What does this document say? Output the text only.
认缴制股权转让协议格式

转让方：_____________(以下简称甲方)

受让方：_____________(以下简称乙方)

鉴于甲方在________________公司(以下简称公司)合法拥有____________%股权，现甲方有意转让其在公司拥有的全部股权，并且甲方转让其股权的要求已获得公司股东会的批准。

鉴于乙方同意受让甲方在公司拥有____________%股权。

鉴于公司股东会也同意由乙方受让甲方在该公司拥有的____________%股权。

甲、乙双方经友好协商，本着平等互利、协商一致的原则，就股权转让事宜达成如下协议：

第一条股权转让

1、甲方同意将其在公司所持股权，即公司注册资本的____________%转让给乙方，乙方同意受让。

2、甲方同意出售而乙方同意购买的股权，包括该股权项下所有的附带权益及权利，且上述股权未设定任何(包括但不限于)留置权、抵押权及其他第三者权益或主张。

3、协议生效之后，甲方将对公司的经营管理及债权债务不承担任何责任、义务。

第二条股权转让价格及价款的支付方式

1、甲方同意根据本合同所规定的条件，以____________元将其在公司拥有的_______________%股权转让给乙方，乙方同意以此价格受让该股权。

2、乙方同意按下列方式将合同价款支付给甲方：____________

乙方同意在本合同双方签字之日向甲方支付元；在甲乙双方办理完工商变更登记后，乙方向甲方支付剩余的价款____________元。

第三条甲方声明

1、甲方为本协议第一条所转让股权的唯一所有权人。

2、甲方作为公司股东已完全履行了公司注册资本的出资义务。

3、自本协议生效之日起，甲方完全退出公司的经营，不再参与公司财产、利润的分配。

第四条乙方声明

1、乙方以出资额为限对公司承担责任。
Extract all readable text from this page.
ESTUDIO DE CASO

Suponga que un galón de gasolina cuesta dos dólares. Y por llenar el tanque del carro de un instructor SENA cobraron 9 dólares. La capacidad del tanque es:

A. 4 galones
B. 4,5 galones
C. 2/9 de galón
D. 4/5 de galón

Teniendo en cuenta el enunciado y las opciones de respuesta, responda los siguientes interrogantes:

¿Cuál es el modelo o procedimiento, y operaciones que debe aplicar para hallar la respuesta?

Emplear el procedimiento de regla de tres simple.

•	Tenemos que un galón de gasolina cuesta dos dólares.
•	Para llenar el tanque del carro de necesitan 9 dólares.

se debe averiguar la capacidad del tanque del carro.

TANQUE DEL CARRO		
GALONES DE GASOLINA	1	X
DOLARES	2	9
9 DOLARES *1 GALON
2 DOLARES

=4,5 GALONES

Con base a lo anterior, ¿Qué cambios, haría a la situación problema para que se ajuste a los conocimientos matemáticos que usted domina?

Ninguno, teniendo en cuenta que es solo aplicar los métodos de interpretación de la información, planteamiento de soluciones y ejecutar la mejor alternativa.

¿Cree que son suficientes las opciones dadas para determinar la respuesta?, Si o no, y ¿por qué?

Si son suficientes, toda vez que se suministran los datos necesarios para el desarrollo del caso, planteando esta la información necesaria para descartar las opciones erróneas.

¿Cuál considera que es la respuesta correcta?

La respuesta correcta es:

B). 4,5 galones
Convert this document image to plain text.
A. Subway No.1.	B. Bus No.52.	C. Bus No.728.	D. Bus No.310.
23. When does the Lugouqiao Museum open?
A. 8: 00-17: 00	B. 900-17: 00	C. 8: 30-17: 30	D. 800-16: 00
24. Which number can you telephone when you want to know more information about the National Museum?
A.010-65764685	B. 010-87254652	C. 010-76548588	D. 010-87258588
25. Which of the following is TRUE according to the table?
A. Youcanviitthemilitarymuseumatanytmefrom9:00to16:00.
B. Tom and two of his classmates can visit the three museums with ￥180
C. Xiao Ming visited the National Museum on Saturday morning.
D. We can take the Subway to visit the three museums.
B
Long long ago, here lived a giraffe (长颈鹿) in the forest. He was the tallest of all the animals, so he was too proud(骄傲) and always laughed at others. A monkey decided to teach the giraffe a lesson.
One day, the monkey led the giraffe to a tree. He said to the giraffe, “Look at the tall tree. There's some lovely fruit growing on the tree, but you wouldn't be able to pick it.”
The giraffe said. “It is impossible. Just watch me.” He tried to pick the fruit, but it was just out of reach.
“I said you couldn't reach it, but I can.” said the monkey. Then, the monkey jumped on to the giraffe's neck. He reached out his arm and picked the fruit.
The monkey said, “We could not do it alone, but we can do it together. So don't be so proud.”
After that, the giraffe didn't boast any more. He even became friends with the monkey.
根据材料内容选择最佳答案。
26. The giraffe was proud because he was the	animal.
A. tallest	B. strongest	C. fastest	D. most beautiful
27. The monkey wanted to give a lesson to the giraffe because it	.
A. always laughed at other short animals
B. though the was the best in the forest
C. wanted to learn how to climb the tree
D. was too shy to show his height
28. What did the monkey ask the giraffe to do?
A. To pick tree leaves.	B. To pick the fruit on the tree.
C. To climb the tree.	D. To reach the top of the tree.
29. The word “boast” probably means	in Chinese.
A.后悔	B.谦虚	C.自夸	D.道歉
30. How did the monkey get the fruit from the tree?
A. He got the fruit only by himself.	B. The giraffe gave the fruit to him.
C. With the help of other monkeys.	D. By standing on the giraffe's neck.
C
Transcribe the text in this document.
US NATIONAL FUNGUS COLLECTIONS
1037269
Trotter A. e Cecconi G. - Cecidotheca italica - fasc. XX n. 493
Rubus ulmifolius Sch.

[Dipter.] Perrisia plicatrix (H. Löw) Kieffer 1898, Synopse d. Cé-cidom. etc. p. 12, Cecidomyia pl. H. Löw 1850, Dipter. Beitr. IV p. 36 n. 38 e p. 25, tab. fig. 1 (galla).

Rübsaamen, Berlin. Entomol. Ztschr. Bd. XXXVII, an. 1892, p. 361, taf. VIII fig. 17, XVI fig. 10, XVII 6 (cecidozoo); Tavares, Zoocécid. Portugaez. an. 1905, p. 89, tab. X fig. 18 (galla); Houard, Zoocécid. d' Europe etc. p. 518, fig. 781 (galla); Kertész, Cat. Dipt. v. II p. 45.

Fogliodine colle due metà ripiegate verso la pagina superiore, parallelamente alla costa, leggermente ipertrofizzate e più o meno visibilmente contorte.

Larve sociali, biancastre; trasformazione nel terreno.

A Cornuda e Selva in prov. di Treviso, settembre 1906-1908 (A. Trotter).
--------------------------------------------------
_SET PROBLEM_
Of all the lines in the material above, how many contain the word "laughed"? Give only the count.

_THE COMPLETED TASK_
2